- EXERCISE DETAILS
Copy out each line that mentions the word "mạch".

- SUPPLIED INFORMATION

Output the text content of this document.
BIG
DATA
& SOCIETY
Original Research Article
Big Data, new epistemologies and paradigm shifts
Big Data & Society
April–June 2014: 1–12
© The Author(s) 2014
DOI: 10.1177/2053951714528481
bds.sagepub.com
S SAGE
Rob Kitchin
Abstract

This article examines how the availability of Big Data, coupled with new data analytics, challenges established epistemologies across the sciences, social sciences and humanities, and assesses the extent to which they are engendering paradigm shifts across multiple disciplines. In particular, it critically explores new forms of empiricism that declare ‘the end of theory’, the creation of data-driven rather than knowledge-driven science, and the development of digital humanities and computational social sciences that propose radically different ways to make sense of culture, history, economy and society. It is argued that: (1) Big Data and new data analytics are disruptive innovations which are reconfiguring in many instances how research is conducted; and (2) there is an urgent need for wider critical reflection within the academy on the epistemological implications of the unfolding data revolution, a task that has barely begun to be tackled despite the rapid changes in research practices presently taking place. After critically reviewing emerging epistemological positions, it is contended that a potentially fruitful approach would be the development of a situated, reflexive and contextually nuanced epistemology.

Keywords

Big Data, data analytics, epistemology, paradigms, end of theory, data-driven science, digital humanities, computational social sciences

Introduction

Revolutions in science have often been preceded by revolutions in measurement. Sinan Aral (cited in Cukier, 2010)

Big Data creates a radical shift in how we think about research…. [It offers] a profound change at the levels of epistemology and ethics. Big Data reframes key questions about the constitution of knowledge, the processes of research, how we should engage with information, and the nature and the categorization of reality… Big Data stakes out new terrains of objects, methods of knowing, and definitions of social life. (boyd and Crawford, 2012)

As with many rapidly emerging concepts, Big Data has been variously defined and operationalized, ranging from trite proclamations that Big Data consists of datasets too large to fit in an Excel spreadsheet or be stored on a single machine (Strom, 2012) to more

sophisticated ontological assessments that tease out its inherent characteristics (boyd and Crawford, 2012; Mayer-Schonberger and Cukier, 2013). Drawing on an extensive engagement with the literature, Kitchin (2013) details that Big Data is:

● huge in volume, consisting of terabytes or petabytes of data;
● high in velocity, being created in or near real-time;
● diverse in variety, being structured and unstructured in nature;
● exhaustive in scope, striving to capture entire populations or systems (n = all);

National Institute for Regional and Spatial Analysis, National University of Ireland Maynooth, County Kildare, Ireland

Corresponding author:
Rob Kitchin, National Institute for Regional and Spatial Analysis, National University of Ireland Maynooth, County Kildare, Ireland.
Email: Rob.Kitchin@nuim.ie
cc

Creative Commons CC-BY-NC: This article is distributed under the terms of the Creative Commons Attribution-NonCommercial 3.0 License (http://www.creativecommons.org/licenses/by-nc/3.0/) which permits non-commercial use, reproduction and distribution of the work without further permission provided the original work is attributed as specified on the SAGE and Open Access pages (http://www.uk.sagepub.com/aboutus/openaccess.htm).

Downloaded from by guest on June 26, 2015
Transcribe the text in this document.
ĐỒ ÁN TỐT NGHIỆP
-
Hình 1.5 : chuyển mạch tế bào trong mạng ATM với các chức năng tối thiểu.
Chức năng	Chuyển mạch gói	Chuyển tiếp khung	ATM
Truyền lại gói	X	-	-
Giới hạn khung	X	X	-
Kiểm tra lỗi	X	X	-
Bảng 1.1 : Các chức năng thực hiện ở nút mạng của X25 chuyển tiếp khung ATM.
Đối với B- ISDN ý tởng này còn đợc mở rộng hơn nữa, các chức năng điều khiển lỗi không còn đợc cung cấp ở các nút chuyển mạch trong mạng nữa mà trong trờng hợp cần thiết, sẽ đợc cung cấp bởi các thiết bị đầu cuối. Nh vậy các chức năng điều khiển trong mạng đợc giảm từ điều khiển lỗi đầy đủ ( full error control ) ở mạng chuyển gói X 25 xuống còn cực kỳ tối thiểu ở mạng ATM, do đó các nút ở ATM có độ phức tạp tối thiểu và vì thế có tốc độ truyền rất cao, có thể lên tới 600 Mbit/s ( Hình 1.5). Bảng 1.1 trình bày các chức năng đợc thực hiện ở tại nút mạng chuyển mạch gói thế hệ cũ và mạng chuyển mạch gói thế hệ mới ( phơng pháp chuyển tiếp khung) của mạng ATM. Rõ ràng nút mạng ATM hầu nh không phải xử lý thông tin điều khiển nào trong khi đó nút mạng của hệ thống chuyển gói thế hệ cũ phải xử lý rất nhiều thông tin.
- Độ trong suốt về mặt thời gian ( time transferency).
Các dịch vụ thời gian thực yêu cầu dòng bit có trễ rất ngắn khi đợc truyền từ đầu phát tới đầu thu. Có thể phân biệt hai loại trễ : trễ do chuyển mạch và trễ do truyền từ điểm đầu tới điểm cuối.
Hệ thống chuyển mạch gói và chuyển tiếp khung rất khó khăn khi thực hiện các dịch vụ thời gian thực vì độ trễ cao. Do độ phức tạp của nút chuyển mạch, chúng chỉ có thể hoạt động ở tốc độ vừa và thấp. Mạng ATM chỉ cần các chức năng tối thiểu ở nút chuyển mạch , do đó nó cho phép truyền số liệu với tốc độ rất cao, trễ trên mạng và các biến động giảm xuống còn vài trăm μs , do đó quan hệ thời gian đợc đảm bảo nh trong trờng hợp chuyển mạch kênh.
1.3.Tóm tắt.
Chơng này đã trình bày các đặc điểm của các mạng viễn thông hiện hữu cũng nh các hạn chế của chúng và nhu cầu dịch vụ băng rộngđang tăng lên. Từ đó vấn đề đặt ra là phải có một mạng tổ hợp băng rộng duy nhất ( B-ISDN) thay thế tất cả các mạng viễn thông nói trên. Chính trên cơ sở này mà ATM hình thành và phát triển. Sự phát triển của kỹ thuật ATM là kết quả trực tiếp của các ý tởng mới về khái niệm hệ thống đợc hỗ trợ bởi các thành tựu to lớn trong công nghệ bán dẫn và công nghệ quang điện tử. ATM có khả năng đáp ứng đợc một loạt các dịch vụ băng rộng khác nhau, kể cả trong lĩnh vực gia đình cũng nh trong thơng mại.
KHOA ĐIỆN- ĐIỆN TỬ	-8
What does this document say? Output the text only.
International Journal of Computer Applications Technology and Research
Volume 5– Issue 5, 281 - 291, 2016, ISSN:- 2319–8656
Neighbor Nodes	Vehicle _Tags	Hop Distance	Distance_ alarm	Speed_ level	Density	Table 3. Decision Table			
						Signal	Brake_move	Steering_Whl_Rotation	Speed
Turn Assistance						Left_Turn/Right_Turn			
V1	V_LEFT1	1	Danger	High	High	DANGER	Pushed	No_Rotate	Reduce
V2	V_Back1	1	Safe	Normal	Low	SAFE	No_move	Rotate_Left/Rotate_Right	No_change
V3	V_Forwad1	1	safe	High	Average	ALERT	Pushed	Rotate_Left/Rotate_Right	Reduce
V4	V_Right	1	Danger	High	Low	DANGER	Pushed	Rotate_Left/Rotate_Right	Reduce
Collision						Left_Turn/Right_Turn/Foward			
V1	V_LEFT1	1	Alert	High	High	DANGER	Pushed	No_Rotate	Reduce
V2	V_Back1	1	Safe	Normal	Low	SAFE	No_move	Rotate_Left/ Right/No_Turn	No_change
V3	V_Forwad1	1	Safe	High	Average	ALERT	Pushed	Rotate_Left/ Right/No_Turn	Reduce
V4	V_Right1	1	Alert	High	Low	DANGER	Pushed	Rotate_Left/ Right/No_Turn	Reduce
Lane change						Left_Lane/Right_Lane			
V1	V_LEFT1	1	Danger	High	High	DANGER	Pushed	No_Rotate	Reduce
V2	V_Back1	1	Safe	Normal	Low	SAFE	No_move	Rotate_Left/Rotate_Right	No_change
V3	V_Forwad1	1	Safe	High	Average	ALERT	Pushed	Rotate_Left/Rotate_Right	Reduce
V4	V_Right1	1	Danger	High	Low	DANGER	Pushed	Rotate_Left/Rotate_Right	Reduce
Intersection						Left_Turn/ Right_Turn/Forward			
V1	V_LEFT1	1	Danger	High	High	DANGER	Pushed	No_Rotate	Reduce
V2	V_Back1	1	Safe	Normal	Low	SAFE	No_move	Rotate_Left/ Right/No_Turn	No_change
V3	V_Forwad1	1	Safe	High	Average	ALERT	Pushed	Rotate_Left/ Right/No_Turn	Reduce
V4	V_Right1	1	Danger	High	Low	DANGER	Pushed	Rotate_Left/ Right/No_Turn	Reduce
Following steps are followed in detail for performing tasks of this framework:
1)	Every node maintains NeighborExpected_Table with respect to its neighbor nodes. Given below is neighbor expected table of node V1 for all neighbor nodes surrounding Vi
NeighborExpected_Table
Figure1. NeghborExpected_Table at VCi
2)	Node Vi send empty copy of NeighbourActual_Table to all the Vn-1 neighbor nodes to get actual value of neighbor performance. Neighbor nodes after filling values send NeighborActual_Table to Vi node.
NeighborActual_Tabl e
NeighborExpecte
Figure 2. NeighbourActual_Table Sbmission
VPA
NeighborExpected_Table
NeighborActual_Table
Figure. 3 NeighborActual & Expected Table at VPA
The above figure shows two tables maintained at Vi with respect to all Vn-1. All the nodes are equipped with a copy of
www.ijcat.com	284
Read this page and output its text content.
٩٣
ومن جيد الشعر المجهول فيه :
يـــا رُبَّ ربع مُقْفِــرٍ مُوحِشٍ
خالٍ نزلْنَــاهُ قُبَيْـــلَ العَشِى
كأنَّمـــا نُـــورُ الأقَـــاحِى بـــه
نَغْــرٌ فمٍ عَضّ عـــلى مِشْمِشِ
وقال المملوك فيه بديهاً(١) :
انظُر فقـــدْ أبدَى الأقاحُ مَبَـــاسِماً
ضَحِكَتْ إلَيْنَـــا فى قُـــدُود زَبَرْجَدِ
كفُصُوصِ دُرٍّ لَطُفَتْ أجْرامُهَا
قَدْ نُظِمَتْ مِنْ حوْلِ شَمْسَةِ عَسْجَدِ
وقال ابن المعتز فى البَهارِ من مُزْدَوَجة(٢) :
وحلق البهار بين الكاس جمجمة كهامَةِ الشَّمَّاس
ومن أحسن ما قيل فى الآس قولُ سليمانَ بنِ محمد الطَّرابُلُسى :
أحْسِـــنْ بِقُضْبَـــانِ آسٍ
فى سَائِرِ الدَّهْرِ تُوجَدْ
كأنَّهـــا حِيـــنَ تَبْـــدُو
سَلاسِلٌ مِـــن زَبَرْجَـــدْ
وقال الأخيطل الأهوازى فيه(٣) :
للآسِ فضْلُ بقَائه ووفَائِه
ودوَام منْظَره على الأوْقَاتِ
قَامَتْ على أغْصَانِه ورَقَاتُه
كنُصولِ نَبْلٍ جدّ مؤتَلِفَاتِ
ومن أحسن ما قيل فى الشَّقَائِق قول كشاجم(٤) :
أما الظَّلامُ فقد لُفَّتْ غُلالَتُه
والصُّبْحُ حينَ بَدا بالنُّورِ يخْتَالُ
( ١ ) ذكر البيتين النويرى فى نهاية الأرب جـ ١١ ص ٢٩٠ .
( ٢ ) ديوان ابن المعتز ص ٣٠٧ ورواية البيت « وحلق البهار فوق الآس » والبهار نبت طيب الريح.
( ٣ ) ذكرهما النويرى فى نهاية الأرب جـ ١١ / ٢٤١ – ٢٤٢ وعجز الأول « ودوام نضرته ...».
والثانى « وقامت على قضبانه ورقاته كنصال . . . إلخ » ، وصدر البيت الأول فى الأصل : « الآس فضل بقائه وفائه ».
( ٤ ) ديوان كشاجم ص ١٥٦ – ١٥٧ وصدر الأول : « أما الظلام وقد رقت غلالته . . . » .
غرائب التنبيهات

- THE RESPONSE
Hình 1.5 : chuyển mạch tế bào trong mạng ATM với các chức năng tối thiểu.
Chức năng	Chuyển mạch gói	Chuyển tiếp khung	ATM
Đối với B- ISDN ý tởng này còn đợc mở rộng hơn nữa, các chức năng điều khiển lỗi không còn đợc cung cấp ở các nút chuyển mạch trong mạng nữa mà trong trờng hợp cần thiết, sẽ đợc cung cấp bởi các thiết bị đầu cuối. Nh vậy các chức năng điều khiển trong mạng đợc giảm từ điều khiển lỗi đầy đủ ( full error control ) ở mạng chuyển gói X 25 xuống còn cực kỳ tối thiểu ở mạng ATM, do đó các nút ở ATM có độ phức tạp tối thiểu và vì thế có tốc độ truyền rất cao, có thể lên tới 600 Mbit/s ( Hình 1.5). Bảng 1.1 trình bày các chức năng đợc thực hiện ở tại nút mạng chuyển mạch gói thế hệ cũ và mạng chuyển mạch gói thế hệ mới ( phơng pháp chuyển tiếp khung) của mạng ATM. Rõ ràng nút mạng ATM hầu nh không phải xử lý thông tin điều khiển nào trong khi đó nút mạng của hệ thống chuyển gói thế hệ cũ phải xử lý rất nhiều thông tin.
Các dịch vụ thời gian thực yêu cầu dòng bit có trễ rất ngắn khi đợc truyền từ đầu phát tới đầu thu. Có thể phân biệt hai loại trễ : trễ do chuyển mạch và trễ do truyền từ điểm đầu tới điểm cuối.
Hệ thống chuyển mạch gói và chuyển tiếp khung rất khó khăn khi thực hiện các dịch vụ thời gian thực vì độ trễ cao. Do độ phức tạp của nút chuyển mạch, chúng chỉ có thể hoạt động ở tốc độ vừa và thấp. Mạng ATM chỉ cần các chức năng tối thiểu ở nút chuyển mạch , do đó nó cho phép truyền số liệu với tốc độ rất cao, trễ trên mạng và các biến động giảm xuống còn vài trăm μs , do đó quan hệ thời gian đợc đảm bảo nh trong trờng hợp chuyển mạch kênh.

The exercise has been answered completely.